**Extracted records**:
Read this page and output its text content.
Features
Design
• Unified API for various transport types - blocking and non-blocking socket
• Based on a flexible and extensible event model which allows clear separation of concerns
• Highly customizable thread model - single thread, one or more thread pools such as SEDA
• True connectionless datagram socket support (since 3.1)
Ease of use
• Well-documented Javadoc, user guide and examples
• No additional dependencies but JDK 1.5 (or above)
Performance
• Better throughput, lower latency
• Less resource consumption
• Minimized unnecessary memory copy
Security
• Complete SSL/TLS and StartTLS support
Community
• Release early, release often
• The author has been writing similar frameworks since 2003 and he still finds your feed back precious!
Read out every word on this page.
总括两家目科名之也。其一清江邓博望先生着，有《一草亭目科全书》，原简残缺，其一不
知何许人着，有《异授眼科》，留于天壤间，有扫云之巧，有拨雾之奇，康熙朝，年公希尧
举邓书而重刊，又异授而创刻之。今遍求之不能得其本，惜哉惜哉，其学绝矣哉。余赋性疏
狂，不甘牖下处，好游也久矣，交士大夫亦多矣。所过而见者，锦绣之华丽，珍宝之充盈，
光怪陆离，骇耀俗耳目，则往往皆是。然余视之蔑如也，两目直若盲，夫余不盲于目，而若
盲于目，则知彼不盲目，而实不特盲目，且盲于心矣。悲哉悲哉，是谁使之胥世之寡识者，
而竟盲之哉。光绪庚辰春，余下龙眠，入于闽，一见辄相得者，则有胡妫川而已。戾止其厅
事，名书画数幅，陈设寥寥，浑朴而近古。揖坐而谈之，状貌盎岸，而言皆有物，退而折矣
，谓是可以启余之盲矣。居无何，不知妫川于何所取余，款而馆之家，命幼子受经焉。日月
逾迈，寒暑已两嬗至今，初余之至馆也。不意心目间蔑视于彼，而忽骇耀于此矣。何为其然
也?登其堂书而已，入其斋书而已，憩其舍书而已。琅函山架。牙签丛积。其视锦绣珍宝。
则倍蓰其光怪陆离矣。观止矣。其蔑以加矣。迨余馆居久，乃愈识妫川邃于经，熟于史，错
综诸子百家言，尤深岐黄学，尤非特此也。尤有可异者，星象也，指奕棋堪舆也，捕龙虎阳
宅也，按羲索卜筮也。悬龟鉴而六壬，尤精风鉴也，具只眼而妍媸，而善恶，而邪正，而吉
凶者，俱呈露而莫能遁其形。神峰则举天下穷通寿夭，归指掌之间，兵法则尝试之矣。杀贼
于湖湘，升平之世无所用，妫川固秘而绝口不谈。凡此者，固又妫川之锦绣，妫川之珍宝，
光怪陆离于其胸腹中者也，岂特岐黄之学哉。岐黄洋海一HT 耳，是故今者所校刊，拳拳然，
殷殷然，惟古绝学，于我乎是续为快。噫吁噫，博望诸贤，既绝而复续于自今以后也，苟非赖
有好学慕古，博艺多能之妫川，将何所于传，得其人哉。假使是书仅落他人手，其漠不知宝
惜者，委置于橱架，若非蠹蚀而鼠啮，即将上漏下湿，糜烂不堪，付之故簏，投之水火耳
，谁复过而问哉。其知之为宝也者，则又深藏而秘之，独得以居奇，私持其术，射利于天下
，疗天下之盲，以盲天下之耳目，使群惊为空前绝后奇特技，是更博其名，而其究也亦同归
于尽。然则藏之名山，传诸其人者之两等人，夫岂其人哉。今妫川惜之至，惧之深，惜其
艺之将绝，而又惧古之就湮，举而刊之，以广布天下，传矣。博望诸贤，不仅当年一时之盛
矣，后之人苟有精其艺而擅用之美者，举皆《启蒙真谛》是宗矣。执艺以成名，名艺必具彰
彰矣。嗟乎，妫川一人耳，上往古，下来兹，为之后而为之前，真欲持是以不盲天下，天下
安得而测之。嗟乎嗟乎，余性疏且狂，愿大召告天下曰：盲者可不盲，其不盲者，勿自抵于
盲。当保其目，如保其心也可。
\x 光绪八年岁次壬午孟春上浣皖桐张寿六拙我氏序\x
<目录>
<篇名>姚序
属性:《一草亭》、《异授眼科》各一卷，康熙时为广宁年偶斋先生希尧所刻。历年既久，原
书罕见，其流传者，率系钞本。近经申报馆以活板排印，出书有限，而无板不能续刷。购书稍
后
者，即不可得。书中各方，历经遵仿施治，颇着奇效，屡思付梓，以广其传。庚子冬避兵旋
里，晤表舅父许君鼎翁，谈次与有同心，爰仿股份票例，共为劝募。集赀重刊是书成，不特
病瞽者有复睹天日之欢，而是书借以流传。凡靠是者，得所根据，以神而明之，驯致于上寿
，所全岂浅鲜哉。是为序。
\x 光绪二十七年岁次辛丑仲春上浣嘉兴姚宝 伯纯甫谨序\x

**THE EXERCISE**: Repeat all the entries exactly as given.

**COMPLETE OUTPUT**:
Read this page and output its text content.
Features
Design
• Unified API for various transport types - blocking and non-blocking socket
• Based on a flexible and extensible event model which allows clear separation of concerns
• Highly customizable thread model - single thread, one or more thread pools such as SEDA
• True connectionless datagram socket support (since 3.1)
Ease of use
• Well-documented Javadoc, user guide and examples
• No additional dependencies but JDK 1.5 (or above)
Performance
• Better throughput, lower latency
• Less resource consumption
• Minimized unnecessary memory copy
Security
• Complete SSL/TLS and StartTLS support
Community
• Release early, release often
• The author has been writing similar frameworks since 2003 and he still finds your feed back precious!
Read out every word on this page.
总括两家目科名之也。其一清江邓博望先生着，有《一草亭目科全书》，原简残缺，其一不
知何许人着，有《异授眼科》，留于天壤间，有扫云之巧，有拨雾之奇，康熙朝，年公希尧
举邓书而重刊，又异授而创刻之。今遍求之不能得其本，惜哉惜哉，其学绝矣哉。余赋性疏
狂，不甘牖下处，好游也久矣，交士大夫亦多矣。所过而见者，锦绣之华丽，珍宝之充盈，
光怪陆离，骇耀俗耳目，则往往皆是。然余视之蔑如也，两目直若盲，夫余不盲于目，而若
盲于目，则知彼不盲目，而实不特盲目，且盲于心矣。悲哉悲哉，是谁使之胥世之寡识者，
而竟盲之哉。光绪庚辰春，余下龙眠，入于闽，一见辄相得者，则有胡妫川而已。戾止其厅
事，名书画数幅，陈设寥寥，浑朴而近古。揖坐而谈之，状貌盎岸，而言皆有物，退而折矣
，谓是可以启余之盲矣。居无何，不知妫川于何所取余，款而馆之家，命幼子受经焉。日月
逾迈，寒暑已两嬗至今，初余之至馆也。不意心目间蔑视于彼，而忽骇耀于此矣。何为其然
也?登其堂书而已，入其斋书而已，憩其舍书而已。琅函山架。牙签丛积。其视锦绣珍宝。
则倍蓰其光怪陆离矣。观止矣。其蔑以加矣。迨余馆居久，乃愈识妫川邃于经，熟于史，错
综诸子百家言，尤深岐黄学，尤非特此也。尤有可异者，星象也，指奕棋堪舆也，捕龙虎阳
宅也，按羲索卜筮也。悬龟鉴而六壬，尤精风鉴也，具只眼而妍媸，而善恶，而邪正，而吉
凶者，俱呈露而莫能遁其形。神峰则举天下穷通寿夭，归指掌之间，兵法则尝试之矣。杀贼
于湖湘，升平之世无所用，妫川固秘而绝口不谈。凡此者，固又妫川之锦绣，妫川之珍宝，
光怪陆离于其胸腹中者也，岂特岐黄之学哉。岐黄洋海一HT 耳，是故今者所校刊，拳拳然，
殷殷然，惟古绝学，于我乎是续为快。噫吁噫，博望诸贤，既绝而复续于自今以后也，苟非赖
有好学慕古，博艺多能之妫川，将何所于传，得其人哉。假使是书仅落他人手，其漠不知宝
惜者，委置于橱架，若非蠹蚀而鼠啮，即将上漏下湿，糜烂不堪，付之故簏，投之水火耳
，谁复过而问哉。其知之为宝也者，则又深藏而秘之，独得以居奇，私持其术，射利于天下
，疗天下之盲，以盲天下之耳目，使群惊为空前绝后奇特技，是更博其名，而其究也亦同归
于尽。然则藏之名山，传诸其人者之两等人，夫岂其人哉。今妫川惜之至，惧之深，惜其
艺之将绝，而又惧古之就湮，举而刊之，以广布天下，传矣。博望诸贤，不仅当年一时之盛
矣，后之人苟有精其艺而擅用之美者，举皆《启蒙真谛》是宗矣。执艺以成名，名艺必具彰
彰矣。嗟乎，妫川一人耳，上往古，下来兹，为之后而为之前，真欲持是以不盲天下，天下
安得而测之。嗟乎嗟乎，余性疏且狂，愿大召告天下曰：盲者可不盲，其不盲者，勿自抵于
盲。当保其目，如保其心也可。
\x 光绪八年岁次壬午孟春上浣皖桐张寿六拙我氏序\x
<目录>
<篇名>姚序
属性:《一草亭》、《异授眼科》各一卷，康熙时为广宁年偶斋先生希尧所刻。历年既久，原
书罕见，其流传者，率系钞本。近经申报馆以活板排印，出书有限，而无板不能续刷。购书稍
后
者，即不可得。书中各方，历经遵仿施治，颇着奇效，屡思付梓，以广其传。庚子冬避兵旋
里，晤表舅父许君鼎翁，谈次与有同心，爰仿股份票例，共为劝募。集赀重刊是书成，不特
病瞽者有复睹天日之欢，而是书借以流传。凡靠是者，得所根据，以神而明之，驯致于上寿
，所全岂浅鲜哉。是为序。
\x 光绪二十七年岁次辛丑仲春上浣嘉兴姚宝 伯纯甫谨序\x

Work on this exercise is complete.